Cytowany tekst →
• Kino
  • Mapa
  • Ogłoszenia
  • Forum
  • Komunikacja
  • Raport

Węzeł Karwiny: umowa z wykonawcą podpisana. Co z dofinansowaniem z UE?

Patryk Szczerba
10 maja 2021 (artykuł sprzed 3 lat) 
Najnowszy artykuł na ten temat Nowy przelot przez arterię. Sprawdza się?
Władze Gdyni informują, że niebawem rozpoczną się prace przy budowie węzła Karwiny. Władze Gdyni informują, że niebawem rozpoczną się prace przy budowie węzła Karwiny.

Gdynia podpisała umowę na budowę węzła KarwinyMapka z wybraną w przetargu firmą MTM. Zakres prac nie obejmuje oczekiwanej przez PKP przebudowy wiaduktów, potrzebnej do budowy trzeciego toru. - Gdynia rozpoczęła swoją inwestycję na własną odpowiedzialność - informują przedstawiciele urzędu marszałkowskiego, podtrzymując decyzję o wstrzymaniu dofinansowania inwestycji.



Która część budowy węzła Karwiny jest twoim zdaniem ważniejsza?

Przypomnijmy, że w lutym władze Gdyni ogłosiły, iż węzeł Karwiny będzie budować firma MTM, inkasując za pracę 101,7 mln zł. Na tę informację zareagował zarząd PKP Polskich Linii Kolejowych. W oficjalnym komunikacie władze spółki poinformowały, że Gdynia zmieniła zakres inwestycji przebudowy węzła Karwiny, który nie przewiduje przebudowy nowych wiaduktów, co oznacza komplikację kolejowych inwestycji.

Udostępniony materiał →
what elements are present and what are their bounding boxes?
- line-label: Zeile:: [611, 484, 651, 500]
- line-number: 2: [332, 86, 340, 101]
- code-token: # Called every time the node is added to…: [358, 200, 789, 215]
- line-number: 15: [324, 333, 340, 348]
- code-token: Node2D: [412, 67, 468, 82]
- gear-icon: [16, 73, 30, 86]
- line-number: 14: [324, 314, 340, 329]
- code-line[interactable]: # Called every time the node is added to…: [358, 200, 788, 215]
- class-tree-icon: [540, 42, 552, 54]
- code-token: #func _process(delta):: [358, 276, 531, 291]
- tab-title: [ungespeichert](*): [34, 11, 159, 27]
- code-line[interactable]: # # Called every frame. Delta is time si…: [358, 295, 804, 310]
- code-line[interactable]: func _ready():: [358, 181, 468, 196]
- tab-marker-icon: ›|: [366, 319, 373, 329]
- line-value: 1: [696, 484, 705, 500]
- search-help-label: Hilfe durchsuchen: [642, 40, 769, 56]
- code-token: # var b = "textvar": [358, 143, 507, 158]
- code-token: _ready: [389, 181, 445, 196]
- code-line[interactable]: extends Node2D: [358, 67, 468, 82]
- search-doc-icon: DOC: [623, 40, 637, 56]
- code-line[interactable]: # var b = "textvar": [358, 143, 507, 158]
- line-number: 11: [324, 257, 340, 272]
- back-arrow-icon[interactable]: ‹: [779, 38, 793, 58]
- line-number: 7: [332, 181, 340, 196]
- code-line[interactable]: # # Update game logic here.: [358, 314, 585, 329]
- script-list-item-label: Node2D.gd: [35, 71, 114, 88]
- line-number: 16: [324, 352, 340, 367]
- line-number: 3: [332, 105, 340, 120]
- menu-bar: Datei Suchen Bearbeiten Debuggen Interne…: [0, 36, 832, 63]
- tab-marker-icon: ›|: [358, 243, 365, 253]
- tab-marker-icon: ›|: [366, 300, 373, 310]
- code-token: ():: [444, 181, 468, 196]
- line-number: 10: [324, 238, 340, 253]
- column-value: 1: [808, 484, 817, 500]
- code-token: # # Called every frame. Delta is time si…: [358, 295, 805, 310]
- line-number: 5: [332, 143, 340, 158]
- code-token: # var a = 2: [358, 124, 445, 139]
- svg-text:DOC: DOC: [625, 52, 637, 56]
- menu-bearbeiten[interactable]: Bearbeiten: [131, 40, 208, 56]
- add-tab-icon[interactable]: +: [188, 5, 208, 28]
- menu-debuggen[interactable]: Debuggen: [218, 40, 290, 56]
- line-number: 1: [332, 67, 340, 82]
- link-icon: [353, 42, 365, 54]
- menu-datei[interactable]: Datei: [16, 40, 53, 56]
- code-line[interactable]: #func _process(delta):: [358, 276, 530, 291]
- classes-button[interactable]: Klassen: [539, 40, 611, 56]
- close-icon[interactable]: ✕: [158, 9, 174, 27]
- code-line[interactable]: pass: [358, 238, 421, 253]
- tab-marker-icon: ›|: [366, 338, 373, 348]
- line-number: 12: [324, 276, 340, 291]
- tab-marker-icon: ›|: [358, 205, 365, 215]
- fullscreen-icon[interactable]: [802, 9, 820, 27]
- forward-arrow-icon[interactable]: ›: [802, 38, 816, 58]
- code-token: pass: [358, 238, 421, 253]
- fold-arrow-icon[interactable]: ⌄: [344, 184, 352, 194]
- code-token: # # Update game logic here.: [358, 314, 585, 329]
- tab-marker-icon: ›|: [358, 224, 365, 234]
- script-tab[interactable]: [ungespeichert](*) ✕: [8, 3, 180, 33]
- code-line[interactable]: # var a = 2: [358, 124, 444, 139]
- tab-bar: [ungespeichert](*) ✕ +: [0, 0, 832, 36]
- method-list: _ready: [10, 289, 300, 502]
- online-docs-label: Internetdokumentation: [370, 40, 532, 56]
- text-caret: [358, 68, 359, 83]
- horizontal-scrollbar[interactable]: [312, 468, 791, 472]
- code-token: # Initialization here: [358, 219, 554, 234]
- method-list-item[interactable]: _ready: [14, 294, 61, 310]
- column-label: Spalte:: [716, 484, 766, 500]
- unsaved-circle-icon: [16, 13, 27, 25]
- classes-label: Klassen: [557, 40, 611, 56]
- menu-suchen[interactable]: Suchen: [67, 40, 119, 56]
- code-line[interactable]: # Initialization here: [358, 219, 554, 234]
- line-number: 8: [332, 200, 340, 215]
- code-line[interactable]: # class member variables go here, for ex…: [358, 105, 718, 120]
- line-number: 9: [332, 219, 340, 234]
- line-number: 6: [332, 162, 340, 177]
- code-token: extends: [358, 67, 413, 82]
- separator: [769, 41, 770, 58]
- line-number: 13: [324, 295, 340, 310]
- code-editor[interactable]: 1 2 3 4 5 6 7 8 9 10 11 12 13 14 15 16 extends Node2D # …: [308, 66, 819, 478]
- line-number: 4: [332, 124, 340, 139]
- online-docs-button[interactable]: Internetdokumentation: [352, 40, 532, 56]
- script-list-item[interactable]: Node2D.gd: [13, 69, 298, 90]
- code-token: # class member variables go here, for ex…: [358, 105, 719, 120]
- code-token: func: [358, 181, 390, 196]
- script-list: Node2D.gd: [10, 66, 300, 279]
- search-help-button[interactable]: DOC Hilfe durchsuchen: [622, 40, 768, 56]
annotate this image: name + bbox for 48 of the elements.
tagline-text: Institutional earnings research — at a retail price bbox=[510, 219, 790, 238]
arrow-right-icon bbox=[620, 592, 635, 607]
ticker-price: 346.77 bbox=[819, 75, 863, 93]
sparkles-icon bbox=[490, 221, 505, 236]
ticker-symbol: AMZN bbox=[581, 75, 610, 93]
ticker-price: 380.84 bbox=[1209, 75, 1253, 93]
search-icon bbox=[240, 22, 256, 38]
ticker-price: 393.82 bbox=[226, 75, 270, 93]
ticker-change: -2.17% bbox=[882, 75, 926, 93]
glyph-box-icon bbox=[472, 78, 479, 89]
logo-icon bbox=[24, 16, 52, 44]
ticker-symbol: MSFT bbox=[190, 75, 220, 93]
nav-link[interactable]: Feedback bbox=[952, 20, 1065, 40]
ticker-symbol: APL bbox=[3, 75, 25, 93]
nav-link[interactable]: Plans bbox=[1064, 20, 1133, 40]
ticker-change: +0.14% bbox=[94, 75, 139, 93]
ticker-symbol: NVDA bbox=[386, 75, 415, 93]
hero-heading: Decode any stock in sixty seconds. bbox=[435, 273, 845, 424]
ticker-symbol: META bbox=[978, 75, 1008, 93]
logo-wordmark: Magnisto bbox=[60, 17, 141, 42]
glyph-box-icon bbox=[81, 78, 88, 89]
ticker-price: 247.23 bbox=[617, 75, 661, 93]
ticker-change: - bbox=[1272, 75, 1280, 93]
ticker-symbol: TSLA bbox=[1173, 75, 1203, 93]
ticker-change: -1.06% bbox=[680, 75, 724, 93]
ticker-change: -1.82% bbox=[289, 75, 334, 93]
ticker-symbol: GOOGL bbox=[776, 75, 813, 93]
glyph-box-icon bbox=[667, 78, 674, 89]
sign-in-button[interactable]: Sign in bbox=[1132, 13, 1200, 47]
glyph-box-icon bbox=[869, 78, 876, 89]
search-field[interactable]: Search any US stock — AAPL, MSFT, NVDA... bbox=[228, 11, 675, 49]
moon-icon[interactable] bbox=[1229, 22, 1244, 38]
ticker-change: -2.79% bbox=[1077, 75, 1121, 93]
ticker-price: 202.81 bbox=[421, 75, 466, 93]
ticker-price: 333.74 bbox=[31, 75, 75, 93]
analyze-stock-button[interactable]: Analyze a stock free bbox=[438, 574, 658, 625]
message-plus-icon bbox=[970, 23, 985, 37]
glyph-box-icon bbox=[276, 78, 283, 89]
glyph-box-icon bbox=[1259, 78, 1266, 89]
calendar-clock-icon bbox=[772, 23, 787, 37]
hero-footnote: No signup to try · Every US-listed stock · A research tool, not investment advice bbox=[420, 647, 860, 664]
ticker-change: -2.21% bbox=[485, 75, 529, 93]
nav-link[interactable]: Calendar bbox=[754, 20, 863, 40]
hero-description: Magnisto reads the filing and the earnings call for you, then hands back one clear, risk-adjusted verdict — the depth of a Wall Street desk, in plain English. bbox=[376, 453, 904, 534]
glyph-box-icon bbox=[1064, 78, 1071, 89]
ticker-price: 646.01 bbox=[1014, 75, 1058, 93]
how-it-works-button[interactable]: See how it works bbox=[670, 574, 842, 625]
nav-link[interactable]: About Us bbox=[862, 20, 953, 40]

Zadania →
[a] Odpowiedz krótko na pytania do tekstu o węźle Karwiny:
(i) Jaką decyzję podtrzymują przedstawiciele urzędu marszałkowskiego?
(ii) Ile ma zainkasować firma MTM za budowę węzła?
(iii) Kto zareagował na lutową informację władz Gdyni o wykonawcy?
[b] Przepisz dokładnie fragment tekstu o węźle Karwiny. Zacznij od słów „Patryk Szczerba”, a skończ po słowach „twoim zdaniem ważniejsza?”.
Rekordy nie mają tu żadnego znaczenia.

Rozwiązania zadań →
[a]
(i) Decyzję o wstrzymaniu dofinansowania inwestycji.
(ii) 101,7 mln zł.
(iii) Zarząd PKP Polskich Linii Kolejowych.

[b]
Patryk Szczerba
10 maja 2021 (artykuł sprzed 3 lat) 
Najnowszy artykuł na ten temat Nowy przelot przez arterię. Sprawdza się?
Władze Gdyni informują, że niebawem rozpoczną się prace przy budowie węzła Karwiny. Władze Gdyni informują, że niebawem rozpoczną się prace przy budowie węzła Karwiny.

Gdynia podpisała umowę na budowę węzła KarwinyMapka z wybraną w przetargu firmą MTM. Zakres prac nie obejmuje oczekiwanej przez PKP przebudowy wiaduktów, potrzebnej do budowy trzeciego toru. - Gdynia rozpoczęła swoją inwestycję na własną odpowiedzialność - informują przedstawiciele urzędu marszałkowskiego, podtrzymując decyzję o wstrzymaniu dofinansowania inwestycji.



Która część budowy węzła Karwiny jest twoim zdaniem ważniejsza?